■ STATED GOAL ■
Copy all the data exactly, except the pictures.

Collected data entries:
########################################

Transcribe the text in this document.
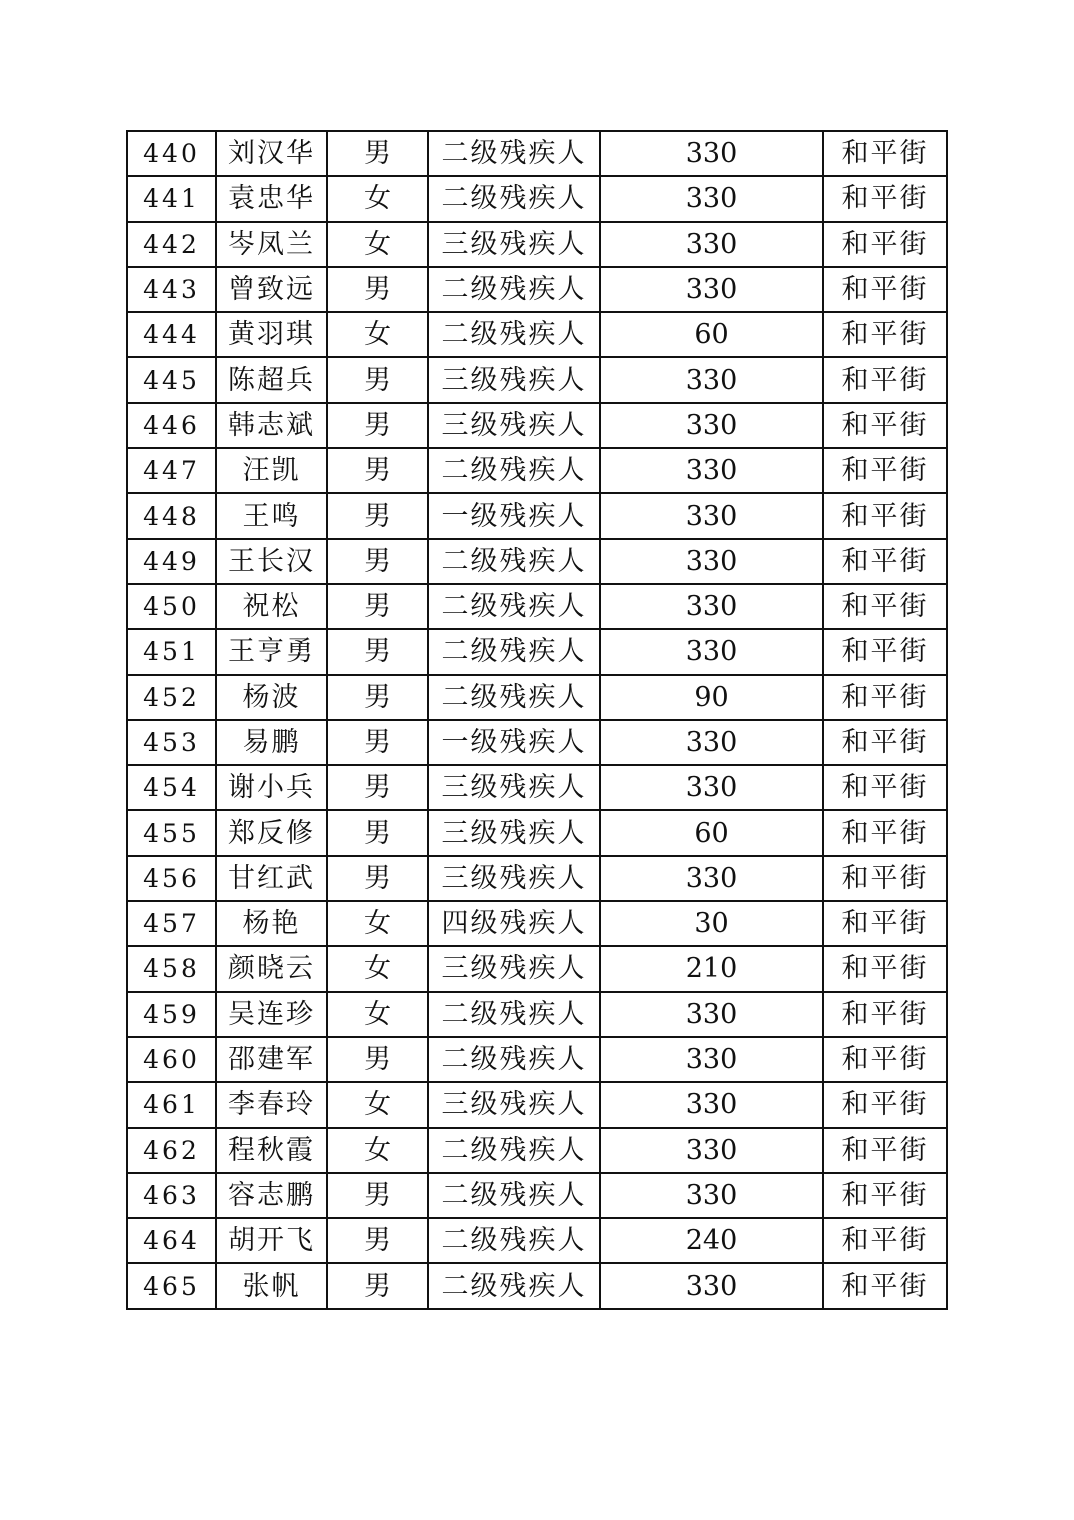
440	刘汉华	男	二级残疾人	330	和平街
441	袁忠华	女	二级残疾人	330	和平街
442	岑凤兰	女	三级残疾人	330	和平街
443	曾致远	男	二级残疾人	330	和平街
444	黄羽琪	女	二级残疾人	60	和平街
445	陈超兵	男	三级残疾人	330	和平街
446	韩志斌	男	三级残疾人	330	和平街
447	汪凯	男	二级残疾人	330	和平街
448	王鸣	男	一级残疾人	330	和平街
449	王长汉	男	二级残疾人	330	和平街
450	祝松	男	二级残疾人	330	和平街
451	王亨勇	男	二级残疾人	330	和平街
452	杨波	男	二级残疾人	90	和平街
453	易鹏	男	一级残疾人	330	和平街
454	谢小兵	男	三级残疾人	330	和平街
455	郑反修	男	三级残疾人	60	和平街
456	甘红武	男	三级残疾人	330	和平街
457	杨艳	女	四级残疾人	30	和平街
458	颜晓云	女	三级残疾人	210	和平街
459	吴连珍	女	二级残疾人	330	和平街
460	邵建军	男	二级残疾人	330	和平街
461	李春玲	女	三级残疾人	330	和平街
462	程秋霞	女	二级残疾人	330	和平街
463	容志鹏	男	二级残疾人	330	和平街
464	胡开飞	男	二级残疾人	240	和平街
465	张帆	男	二级残疾人	330	和平街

########################################

■ OUTPUT ■
Transcribe the text in this document.
440	刘汉华	男	二级残疾人	330	和平街
441	袁忠华	女	二级残疾人	330	和平街
442	岑凤兰	女	三级残疾人	330	和平街
443	曾致远	男	二级残疾人	330	和平街
444	黄羽琪	女	二级残疾人	60	和平街
445	陈超兵	男	三级残疾人	330	和平街
446	韩志斌	男	三级残疾人	330	和平街
447	汪凯	男	二级残疾人	330	和平街
448	王鸣	男	一级残疾人	330	和平街
449	王长汉	男	二级残疾人	330	和平街
450	祝松	男	二级残疾人	330	和平街
451	王亨勇	男	二级残疾人	330	和平街
452	杨波	男	二级残疾人	90	和平街
453	易鹏	男	一级残疾人	330	和平街
454	谢小兵	男	三级残疾人	330	和平街
455	郑反修	男	三级残疾人	60	和平街
456	甘红武	男	三级残疾人	330	和平街
457	杨艳	女	四级残疾人	30	和平街
458	颜晓云	女	三级残疾人	210	和平街
459	吴连珍	女	二级残疾人	330	和平街
460	邵建军	男	二级残疾人	330	和平街
461	李春玲	女	三级残疾人	330	和平街
462	程秋霞	女	二级残疾人	330	和平街
463	容志鹏	男	二级残疾人	330	和平街
464	胡开飞	男	二级残疾人	240	和平街
465	张帆	男	二级残疾人	330	和平街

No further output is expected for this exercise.